TASK OBJECTIVE
Go through the data below and gather each line containing "subtitle".
Begin RECORDS PROVIDED
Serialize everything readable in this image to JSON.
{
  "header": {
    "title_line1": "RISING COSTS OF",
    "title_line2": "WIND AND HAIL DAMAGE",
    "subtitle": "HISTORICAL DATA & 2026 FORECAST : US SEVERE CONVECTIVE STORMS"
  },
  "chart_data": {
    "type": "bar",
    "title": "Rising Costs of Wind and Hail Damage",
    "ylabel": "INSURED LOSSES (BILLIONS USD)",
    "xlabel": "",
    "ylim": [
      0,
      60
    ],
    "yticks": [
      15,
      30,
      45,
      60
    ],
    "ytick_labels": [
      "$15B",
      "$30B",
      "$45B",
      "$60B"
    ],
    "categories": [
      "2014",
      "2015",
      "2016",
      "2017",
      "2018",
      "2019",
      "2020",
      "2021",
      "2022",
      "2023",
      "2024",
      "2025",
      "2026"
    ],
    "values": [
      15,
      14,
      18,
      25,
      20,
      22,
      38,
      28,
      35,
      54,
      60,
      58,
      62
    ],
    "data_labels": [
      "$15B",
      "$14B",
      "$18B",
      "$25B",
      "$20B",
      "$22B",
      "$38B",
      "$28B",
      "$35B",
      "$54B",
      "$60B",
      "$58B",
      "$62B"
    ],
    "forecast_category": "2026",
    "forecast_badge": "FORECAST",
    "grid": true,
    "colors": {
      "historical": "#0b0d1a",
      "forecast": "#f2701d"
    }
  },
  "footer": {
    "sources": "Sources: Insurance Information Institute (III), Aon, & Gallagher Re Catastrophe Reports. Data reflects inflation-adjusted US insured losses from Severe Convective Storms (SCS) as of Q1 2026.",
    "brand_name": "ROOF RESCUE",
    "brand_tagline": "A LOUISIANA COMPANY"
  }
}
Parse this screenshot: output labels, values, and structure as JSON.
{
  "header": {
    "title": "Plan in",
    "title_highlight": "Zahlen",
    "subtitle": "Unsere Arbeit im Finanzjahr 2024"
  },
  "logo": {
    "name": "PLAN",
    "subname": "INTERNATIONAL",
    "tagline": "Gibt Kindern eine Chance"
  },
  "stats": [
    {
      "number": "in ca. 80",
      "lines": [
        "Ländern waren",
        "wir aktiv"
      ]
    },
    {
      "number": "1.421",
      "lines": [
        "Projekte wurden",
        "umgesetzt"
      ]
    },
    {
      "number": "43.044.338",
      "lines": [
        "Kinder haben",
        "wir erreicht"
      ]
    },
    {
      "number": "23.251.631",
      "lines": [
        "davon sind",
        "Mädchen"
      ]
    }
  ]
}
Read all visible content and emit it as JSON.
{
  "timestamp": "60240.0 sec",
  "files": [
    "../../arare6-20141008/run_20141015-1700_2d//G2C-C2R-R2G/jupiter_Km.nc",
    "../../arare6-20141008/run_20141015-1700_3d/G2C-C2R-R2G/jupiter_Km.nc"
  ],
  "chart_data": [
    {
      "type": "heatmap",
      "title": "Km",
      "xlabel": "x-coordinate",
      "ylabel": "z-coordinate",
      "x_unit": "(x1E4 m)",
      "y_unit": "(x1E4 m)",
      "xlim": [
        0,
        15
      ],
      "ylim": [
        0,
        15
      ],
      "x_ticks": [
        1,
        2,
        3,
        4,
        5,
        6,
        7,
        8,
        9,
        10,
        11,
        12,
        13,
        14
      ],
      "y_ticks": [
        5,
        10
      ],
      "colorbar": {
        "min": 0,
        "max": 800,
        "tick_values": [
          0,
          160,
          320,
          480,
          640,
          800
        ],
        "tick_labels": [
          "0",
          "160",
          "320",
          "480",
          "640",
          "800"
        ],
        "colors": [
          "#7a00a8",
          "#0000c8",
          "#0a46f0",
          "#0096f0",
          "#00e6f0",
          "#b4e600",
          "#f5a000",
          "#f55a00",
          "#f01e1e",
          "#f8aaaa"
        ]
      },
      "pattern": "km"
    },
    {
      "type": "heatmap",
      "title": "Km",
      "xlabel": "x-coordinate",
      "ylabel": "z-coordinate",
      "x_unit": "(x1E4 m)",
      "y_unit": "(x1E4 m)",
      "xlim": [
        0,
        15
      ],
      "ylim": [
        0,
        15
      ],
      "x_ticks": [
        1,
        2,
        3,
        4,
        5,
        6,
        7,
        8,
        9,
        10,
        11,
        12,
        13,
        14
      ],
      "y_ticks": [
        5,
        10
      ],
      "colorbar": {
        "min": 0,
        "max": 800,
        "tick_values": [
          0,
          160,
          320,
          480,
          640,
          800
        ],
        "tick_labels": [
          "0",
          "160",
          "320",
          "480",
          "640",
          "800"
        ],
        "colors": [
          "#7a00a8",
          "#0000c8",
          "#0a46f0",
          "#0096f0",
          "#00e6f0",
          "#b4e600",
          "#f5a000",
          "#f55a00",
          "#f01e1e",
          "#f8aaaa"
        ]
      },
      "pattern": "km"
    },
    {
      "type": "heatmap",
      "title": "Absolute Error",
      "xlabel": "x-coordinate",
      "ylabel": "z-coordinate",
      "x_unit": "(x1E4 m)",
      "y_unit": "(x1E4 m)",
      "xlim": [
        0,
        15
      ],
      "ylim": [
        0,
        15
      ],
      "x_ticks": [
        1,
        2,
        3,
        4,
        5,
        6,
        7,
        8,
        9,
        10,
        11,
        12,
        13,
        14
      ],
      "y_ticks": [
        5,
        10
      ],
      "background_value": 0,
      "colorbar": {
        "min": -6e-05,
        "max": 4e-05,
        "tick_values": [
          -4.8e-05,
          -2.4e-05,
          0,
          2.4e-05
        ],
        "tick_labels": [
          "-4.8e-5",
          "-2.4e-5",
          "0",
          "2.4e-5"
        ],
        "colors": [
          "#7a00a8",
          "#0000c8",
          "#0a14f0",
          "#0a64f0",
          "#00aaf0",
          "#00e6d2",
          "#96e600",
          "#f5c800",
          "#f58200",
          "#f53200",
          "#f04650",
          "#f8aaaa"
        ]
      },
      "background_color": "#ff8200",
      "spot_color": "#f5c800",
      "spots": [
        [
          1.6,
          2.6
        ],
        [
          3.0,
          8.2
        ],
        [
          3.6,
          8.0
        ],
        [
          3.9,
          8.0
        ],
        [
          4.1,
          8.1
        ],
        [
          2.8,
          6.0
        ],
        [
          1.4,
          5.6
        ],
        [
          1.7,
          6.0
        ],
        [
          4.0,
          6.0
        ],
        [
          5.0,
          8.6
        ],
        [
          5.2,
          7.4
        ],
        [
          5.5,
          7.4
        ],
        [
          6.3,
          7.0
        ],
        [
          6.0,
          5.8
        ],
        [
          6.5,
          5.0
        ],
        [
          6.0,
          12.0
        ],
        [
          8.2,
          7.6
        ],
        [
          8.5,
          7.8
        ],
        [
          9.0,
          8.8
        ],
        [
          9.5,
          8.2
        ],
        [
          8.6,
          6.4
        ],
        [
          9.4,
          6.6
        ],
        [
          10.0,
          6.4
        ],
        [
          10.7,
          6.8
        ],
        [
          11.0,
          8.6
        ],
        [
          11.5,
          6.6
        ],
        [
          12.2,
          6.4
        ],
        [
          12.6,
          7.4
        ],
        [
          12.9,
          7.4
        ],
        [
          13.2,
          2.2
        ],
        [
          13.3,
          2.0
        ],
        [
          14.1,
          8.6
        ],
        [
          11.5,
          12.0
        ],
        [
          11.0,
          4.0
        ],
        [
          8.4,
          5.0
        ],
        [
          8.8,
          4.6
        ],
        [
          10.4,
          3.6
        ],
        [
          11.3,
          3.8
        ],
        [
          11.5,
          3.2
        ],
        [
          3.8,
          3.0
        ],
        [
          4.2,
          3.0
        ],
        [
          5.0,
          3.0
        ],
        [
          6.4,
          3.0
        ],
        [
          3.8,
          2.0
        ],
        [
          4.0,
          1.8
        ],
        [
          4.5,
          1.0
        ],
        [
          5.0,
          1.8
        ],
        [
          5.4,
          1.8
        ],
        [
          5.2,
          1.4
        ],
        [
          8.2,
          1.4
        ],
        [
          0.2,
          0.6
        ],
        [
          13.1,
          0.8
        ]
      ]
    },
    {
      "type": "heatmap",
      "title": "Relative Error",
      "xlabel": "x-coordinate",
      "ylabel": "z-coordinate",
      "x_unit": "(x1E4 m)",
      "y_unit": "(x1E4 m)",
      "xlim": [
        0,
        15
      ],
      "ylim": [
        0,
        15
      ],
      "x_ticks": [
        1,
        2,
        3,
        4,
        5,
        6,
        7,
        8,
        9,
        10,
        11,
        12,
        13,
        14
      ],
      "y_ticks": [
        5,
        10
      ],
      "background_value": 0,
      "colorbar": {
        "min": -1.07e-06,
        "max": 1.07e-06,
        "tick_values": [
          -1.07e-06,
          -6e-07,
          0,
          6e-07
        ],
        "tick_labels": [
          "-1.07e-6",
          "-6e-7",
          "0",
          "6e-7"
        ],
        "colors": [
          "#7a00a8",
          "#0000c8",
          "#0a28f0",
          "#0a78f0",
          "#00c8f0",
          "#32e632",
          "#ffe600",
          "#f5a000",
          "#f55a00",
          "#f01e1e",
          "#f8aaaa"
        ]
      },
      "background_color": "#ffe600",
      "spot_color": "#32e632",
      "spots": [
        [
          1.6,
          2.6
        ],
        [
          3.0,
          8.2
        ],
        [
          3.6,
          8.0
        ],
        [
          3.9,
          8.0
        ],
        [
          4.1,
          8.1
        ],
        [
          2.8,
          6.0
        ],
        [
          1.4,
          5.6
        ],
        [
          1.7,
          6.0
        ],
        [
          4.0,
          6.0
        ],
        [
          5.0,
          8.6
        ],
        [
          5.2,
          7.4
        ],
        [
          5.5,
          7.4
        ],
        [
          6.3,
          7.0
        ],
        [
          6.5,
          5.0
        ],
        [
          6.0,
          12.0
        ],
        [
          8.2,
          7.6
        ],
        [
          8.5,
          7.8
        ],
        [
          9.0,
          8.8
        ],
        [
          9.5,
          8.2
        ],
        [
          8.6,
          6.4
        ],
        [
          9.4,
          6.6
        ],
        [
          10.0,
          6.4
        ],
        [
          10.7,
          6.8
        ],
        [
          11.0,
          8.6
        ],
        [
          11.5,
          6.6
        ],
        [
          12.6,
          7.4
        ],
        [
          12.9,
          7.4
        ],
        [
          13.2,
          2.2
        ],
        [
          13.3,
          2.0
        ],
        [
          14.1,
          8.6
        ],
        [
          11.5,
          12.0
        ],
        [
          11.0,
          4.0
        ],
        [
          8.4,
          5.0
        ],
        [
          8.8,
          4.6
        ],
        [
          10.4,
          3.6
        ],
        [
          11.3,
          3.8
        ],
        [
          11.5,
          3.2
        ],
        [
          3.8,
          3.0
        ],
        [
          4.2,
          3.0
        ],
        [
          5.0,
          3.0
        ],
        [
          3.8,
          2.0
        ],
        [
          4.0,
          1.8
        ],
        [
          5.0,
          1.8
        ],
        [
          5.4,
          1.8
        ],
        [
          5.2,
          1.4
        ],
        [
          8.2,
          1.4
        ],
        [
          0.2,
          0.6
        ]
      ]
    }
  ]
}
End RECORDS PROVIDED
PROBLEM SOLUTION
    "subtitle": "HISTORICAL DATA & 2026 FORECAST : US SEVERE CONVECTIVE STORMS"
    "subtitle": "Unsere Arbeit im Finanzjahr 2024"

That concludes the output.